[Collected data entries]
★ ★ ★

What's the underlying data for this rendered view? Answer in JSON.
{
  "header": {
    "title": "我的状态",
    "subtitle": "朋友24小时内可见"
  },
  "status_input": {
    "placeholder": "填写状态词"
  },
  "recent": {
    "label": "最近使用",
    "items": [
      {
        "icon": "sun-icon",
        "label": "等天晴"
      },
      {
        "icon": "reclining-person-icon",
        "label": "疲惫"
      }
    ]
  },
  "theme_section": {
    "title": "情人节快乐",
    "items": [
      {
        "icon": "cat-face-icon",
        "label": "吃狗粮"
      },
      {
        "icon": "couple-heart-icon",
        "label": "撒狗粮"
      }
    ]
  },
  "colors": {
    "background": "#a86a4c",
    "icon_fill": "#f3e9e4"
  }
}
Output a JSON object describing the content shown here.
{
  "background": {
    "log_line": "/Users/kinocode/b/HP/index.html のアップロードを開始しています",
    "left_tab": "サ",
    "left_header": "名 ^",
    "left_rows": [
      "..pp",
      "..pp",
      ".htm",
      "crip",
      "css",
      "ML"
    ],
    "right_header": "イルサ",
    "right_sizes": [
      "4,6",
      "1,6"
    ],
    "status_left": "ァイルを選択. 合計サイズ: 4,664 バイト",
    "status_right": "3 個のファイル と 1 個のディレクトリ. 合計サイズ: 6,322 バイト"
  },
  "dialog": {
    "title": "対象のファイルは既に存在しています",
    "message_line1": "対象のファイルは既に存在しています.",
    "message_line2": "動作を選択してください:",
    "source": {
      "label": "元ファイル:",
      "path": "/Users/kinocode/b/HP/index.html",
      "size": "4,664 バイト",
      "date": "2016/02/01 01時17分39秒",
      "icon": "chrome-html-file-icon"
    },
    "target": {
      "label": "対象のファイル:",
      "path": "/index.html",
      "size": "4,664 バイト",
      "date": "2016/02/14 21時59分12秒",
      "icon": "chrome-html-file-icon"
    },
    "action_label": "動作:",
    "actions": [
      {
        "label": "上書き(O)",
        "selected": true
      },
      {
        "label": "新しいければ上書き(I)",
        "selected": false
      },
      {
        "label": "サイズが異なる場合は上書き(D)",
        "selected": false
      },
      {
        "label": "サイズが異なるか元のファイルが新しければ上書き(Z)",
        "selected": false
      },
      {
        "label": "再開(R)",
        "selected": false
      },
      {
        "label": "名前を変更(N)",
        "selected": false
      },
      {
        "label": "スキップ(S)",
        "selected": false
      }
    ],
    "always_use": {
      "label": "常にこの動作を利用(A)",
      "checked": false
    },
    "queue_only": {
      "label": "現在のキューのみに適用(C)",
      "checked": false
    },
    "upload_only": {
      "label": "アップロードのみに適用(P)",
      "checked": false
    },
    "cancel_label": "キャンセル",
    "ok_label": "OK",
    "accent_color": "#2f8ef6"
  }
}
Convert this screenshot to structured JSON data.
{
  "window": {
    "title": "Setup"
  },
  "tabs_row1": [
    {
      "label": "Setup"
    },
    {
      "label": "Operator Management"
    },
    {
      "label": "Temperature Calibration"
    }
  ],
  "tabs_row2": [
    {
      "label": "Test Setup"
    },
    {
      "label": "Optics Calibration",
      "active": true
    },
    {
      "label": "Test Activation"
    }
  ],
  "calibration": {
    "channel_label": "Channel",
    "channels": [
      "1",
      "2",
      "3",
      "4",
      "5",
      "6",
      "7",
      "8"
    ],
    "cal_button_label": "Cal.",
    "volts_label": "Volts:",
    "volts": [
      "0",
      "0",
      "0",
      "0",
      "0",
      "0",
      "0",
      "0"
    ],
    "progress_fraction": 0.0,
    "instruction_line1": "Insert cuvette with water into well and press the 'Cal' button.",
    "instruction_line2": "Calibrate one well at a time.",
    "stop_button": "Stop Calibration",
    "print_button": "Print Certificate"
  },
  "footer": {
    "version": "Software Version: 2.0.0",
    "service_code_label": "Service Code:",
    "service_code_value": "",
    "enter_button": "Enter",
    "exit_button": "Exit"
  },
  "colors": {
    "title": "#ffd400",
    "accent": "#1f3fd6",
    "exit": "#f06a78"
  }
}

★ ★ ★

**Task requirements**
Go through the records and gather the lines that hold "Test".

**Problem solution**
      "label": "Test Setup"
      "label": "Test Activation"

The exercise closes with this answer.